● Exercise prompt: Make an exact copy of all the data.
Start of Input rows
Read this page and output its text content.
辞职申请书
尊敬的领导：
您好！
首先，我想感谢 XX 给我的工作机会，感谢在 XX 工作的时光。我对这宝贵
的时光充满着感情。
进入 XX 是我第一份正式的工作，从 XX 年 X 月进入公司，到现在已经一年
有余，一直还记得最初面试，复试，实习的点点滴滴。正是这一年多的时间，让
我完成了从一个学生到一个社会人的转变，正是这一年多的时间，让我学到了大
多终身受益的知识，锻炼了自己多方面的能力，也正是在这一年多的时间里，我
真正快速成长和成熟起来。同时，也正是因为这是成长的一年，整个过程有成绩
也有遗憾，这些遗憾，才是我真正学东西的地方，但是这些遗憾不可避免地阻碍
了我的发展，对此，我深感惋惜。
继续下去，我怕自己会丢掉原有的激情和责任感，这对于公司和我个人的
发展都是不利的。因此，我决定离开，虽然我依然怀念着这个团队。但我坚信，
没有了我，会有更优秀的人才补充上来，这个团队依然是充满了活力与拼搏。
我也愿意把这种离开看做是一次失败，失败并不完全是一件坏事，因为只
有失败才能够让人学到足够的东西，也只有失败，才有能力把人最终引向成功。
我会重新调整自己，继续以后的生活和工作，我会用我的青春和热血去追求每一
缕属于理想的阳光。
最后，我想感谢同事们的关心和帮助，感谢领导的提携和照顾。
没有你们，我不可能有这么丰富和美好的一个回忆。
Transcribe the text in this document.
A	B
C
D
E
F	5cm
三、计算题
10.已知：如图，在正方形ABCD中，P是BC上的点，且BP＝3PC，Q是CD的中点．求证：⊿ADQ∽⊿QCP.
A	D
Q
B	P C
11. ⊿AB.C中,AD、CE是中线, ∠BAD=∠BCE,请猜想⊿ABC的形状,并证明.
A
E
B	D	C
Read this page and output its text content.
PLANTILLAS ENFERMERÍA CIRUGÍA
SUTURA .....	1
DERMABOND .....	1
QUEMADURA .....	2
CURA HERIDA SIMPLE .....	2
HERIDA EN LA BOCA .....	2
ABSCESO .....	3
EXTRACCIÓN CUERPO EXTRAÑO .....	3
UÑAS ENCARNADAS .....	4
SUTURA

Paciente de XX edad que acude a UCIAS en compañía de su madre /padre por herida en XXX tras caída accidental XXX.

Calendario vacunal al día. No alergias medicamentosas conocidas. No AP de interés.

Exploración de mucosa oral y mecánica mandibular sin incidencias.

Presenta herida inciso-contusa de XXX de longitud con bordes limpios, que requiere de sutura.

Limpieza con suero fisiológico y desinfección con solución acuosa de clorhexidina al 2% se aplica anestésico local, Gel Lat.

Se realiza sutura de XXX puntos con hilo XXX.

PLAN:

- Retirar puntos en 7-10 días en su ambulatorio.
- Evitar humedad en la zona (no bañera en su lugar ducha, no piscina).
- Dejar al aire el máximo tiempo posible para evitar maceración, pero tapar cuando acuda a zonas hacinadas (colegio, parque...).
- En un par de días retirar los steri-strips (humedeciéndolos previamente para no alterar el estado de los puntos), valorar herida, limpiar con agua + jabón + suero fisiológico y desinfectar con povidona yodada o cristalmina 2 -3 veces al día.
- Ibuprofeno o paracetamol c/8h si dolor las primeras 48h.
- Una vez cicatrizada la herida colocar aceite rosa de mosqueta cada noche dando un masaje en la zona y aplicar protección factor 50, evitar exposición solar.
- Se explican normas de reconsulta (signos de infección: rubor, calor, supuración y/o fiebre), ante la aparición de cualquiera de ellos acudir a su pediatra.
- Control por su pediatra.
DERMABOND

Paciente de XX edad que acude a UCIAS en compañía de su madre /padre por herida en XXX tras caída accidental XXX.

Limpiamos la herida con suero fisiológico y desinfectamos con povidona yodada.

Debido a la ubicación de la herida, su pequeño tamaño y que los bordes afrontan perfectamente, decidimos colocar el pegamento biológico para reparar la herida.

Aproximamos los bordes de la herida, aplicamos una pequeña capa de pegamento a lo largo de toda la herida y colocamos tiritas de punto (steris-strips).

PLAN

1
End of Input rows
● Response:
Read this page and output its text content.
辞职申请书
尊敬的领导：
您好！
首先，我想感谢 XX 给我的工作机会，感谢在 XX 工作的时光。我对这宝贵
的时光充满着感情。
进入 XX 是我第一份正式的工作，从 XX 年 X 月进入公司，到现在已经一年
有余，一直还记得最初面试，复试，实习的点点滴滴。正是这一年多的时间，让
我完成了从一个学生到一个社会人的转变，正是这一年多的时间，让我学到了大
多终身受益的知识，锻炼了自己多方面的能力，也正是在这一年多的时间里，我
真正快速成长和成熟起来。同时，也正是因为这是成长的一年，整个过程有成绩
也有遗憾，这些遗憾，才是我真正学东西的地方，但是这些遗憾不可避免地阻碍
了我的发展，对此，我深感惋惜。
继续下去，我怕自己会丢掉原有的激情和责任感，这对于公司和我个人的
发展都是不利的。因此，我决定离开，虽然我依然怀念着这个团队。但我坚信，
没有了我，会有更优秀的人才补充上来，这个团队依然是充满了活力与拼搏。
我也愿意把这种离开看做是一次失败，失败并不完全是一件坏事，因为只
有失败才能够让人学到足够的东西，也只有失败，才有能力把人最终引向成功。
我会重新调整自己，继续以后的生活和工作，我会用我的青春和热血去追求每一
缕属于理想的阳光。
最后，我想感谢同事们的关心和帮助，感谢领导的提携和照顾。
没有你们，我不可能有这么丰富和美好的一个回忆。
Transcribe the text in this document.
A	B
C
D
E
F	5cm
三、计算题
10.已知：如图，在正方形ABCD中，P是BC上的点，且BP＝3PC，Q是CD的中点．求证：⊿ADQ∽⊿QCP.
A	D
Q
B	P C
11. ⊿AB.C中,AD、CE是中线, ∠BAD=∠BCE,请猜想⊿ABC的形状,并证明.
A
E
B	D	C
Read this page and output its text content.
PLANTILLAS ENFERMERÍA CIRUGÍA
SUTURA .....	1
DERMABOND .....	1
QUEMADURA .....	2
CURA HERIDA SIMPLE .....	2
HERIDA EN LA BOCA .....	2
ABSCESO .....	3
EXTRACCIÓN CUERPO EXTRAÑO .....	3
UÑAS ENCARNADAS .....	4
SUTURA

Paciente de XX edad que acude a UCIAS en compañía de su madre /padre por herida en XXX tras caída accidental XXX.

Calendario vacunal al día. No alergias medicamentosas conocidas. No AP de interés.

Exploración de mucosa oral y mecánica mandibular sin incidencias.

Presenta herida inciso-contusa de XXX de longitud con bordes limpios, que requiere de sutura.

Limpieza con suero fisiológico y desinfección con solución acuosa de clorhexidina al 2% se aplica anestésico local, Gel Lat.

Se realiza sutura de XXX puntos con hilo XXX.

PLAN:

- Retirar puntos en 7-10 días en su ambulatorio.
- Evitar humedad en la zona (no bañera en su lugar ducha, no piscina).
- Dejar al aire el máximo tiempo posible para evitar maceración, pero tapar cuando acuda a zonas hacinadas (colegio, parque...).
- En un par de días retirar los steri-strips (humedeciéndolos previamente para no alterar el estado de los puntos), valorar herida, limpiar con agua + jabón + suero fisiológico y desinfectar con povidona yodada o cristalmina 2 -3 veces al día.
- Ibuprofeno o paracetamol c/8h si dolor las primeras 48h.
- Una vez cicatrizada la herida colocar aceite rosa de mosqueta cada noche dando un masaje en la zona y aplicar protección factor 50, evitar exposición solar.
- Se explican normas de reconsulta (signos de infección: rubor, calor, supuración y/o fiebre), ante la aparición de cualquiera de ellos acudir a su pediatra.
- Control por su pediatra.
DERMABOND

Paciente de XX edad que acude a UCIAS en compañía de su madre /padre por herida en XXX tras caída accidental XXX.

Limpiamos la herida con suero fisiológico y desinfectamos con povidona yodada.

Debido a la ubicación de la herida, su pequeño tamaño y que los bordes afrontan perfectamente, decidimos colocar el pegamento biológico para reparar la herida.

Aproximamos los bordes de la herida, aplicamos una pequeña capa de pegamento a lo largo de toda la herida y colocamos tiritas de punto (steris-strips).

PLAN

1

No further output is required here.